MATERIAL PROVIDED:
○ ○ ○ ○ ○ ○ ○
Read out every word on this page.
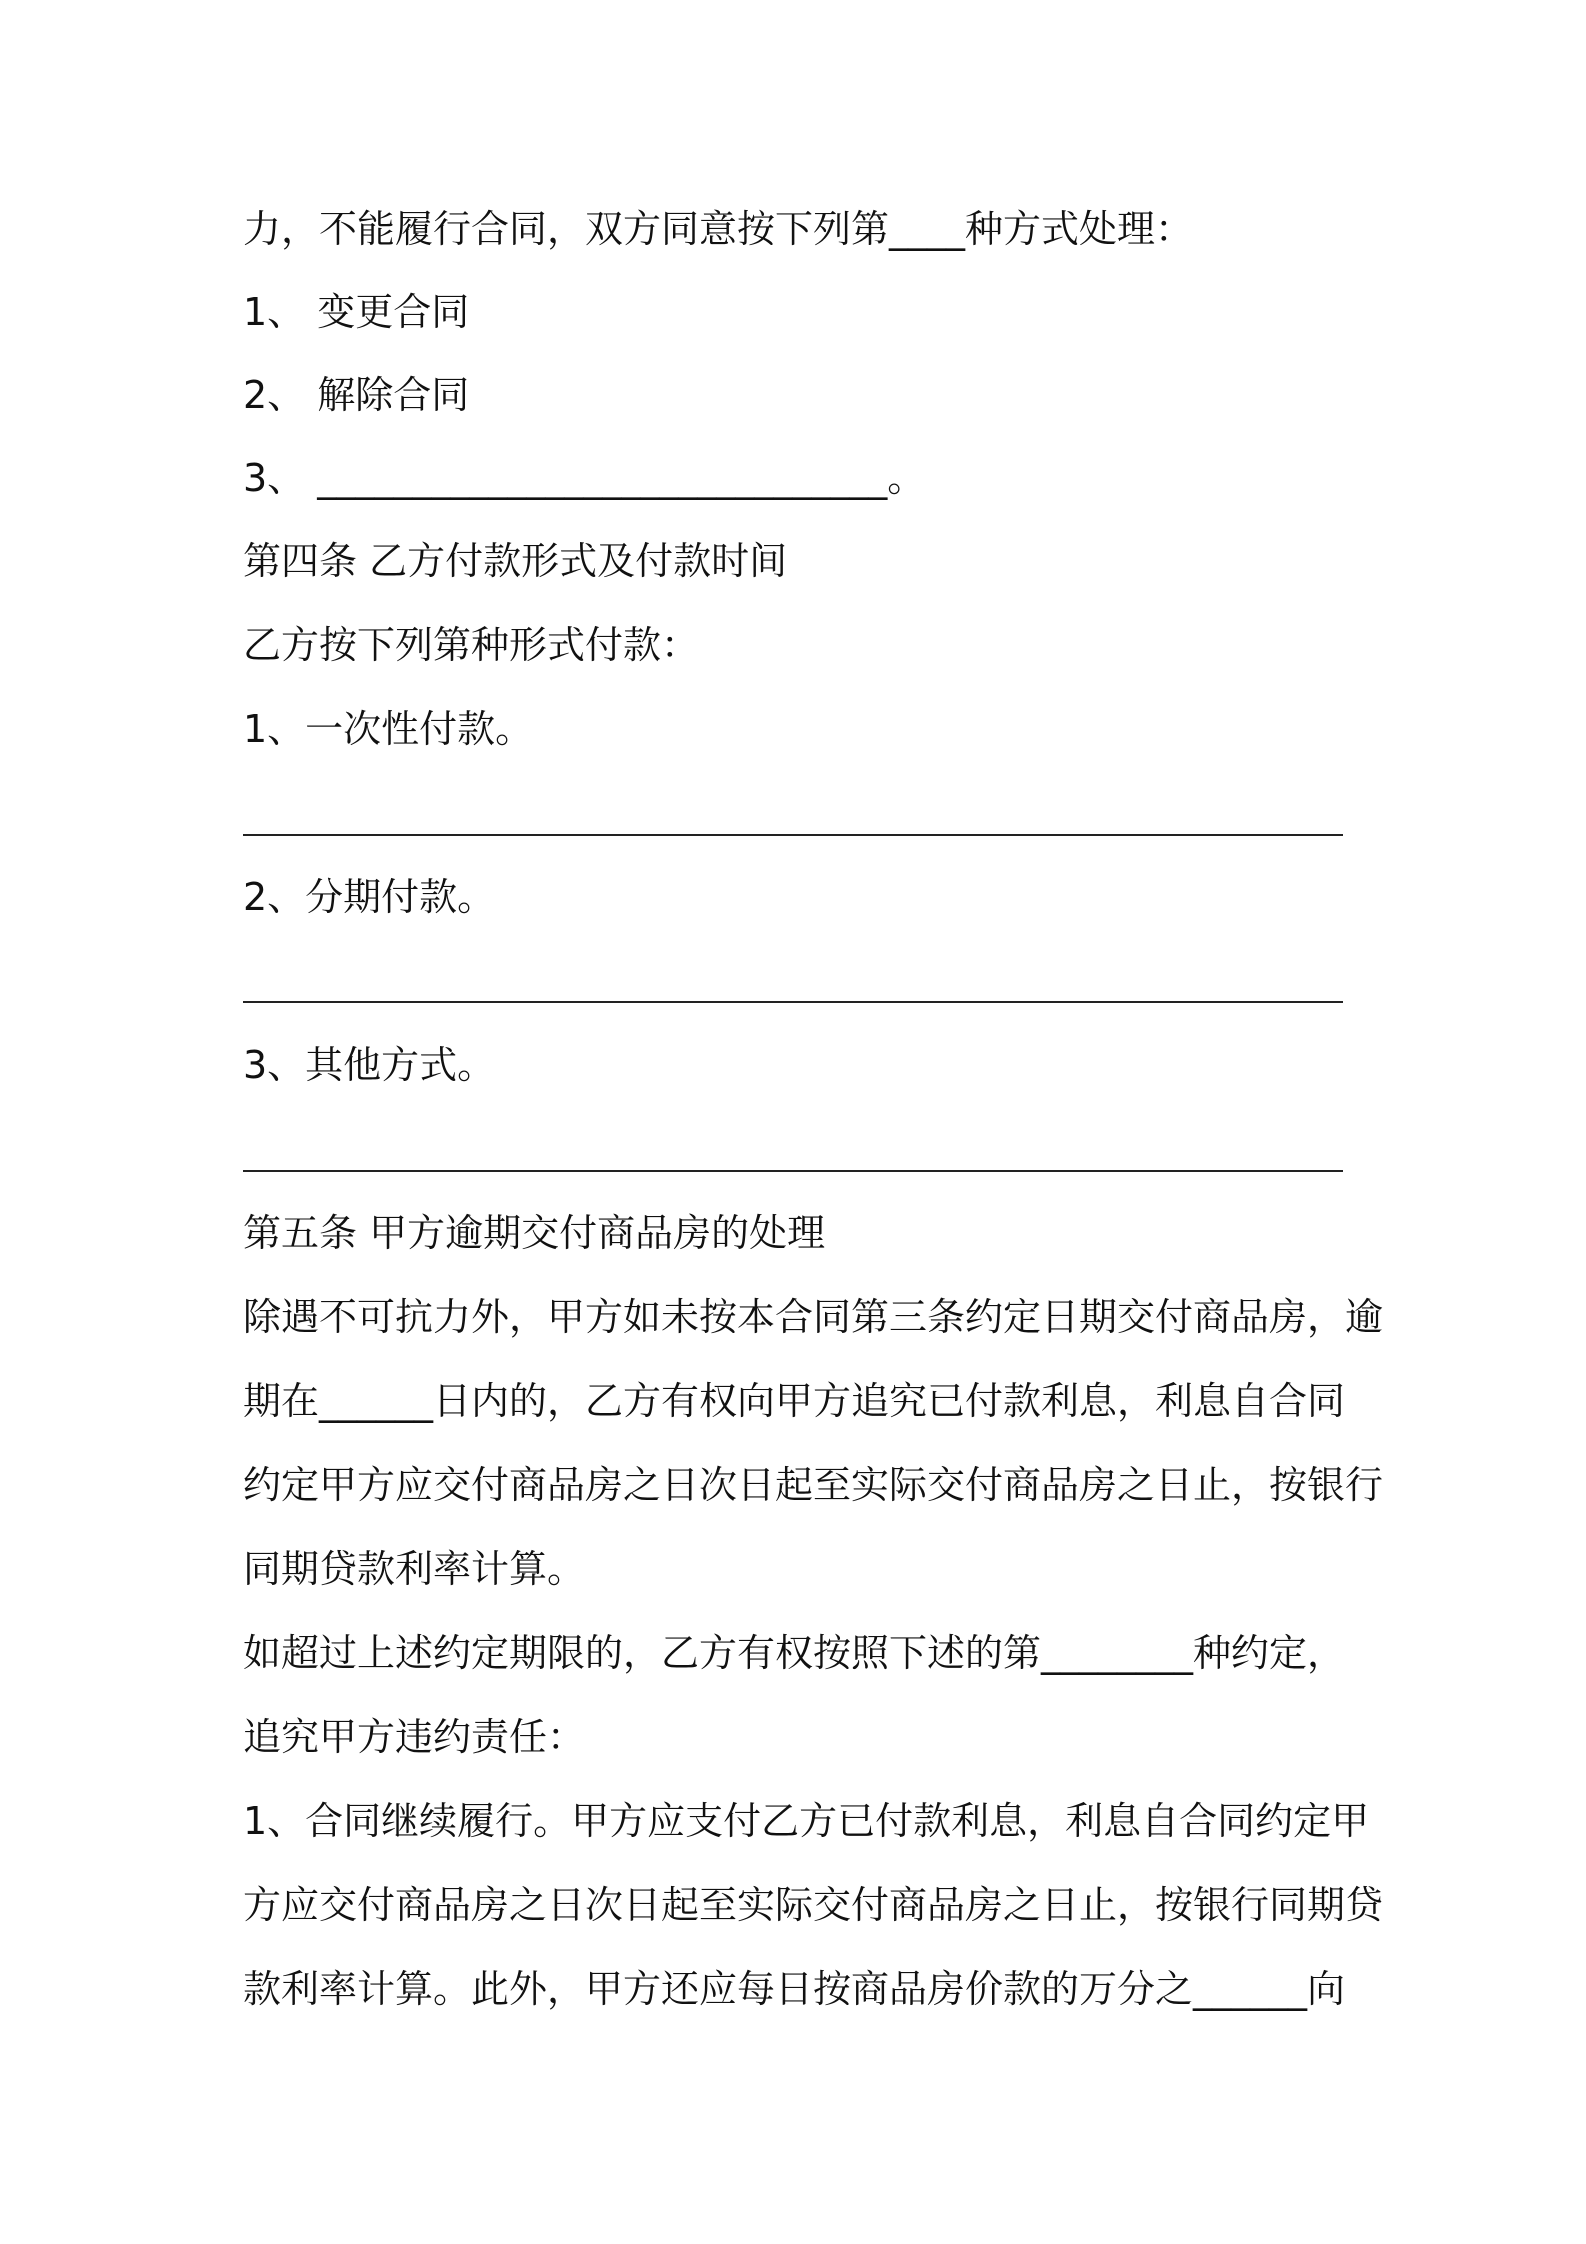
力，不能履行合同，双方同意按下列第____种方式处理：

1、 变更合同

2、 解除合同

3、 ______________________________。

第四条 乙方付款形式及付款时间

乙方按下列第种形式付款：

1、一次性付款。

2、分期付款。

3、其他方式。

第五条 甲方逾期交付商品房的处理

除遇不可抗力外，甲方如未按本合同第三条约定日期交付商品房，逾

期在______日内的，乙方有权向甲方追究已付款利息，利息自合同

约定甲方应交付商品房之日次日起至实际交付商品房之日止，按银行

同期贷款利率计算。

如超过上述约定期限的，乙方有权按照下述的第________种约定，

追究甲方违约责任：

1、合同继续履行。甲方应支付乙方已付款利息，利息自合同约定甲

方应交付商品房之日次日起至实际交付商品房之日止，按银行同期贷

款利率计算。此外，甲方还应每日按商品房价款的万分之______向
○ ○ ○ ○ ○ ○ ○
Copy out the whole listing exactly, and don't carry over any pictures.

Read out every word on this page.
力，不能履行合同，双方同意按下列第____种方式处理：

1、 变更合同

2、 解除合同

3、 ______________________________。

第四条 乙方付款形式及付款时间

乙方按下列第种形式付款：

1、一次性付款。

2、分期付款。

3、其他方式。

第五条 甲方逾期交付商品房的处理

除遇不可抗力外，甲方如未按本合同第三条约定日期交付商品房，逾

期在______日内的，乙方有权向甲方追究已付款利息，利息自合同

约定甲方应交付商品房之日次日起至实际交付商品房之日止，按银行

同期贷款利率计算。

如超过上述约定期限的，乙方有权按照下述的第________种约定，

追究甲方违约责任：

1、合同继续履行。甲方应支付乙方已付款利息，利息自合同约定甲

方应交付商品房之日次日起至实际交付商品房之日止，按银行同期贷

款利率计算。此外，甲方还应每日按商品房价款的万分之______向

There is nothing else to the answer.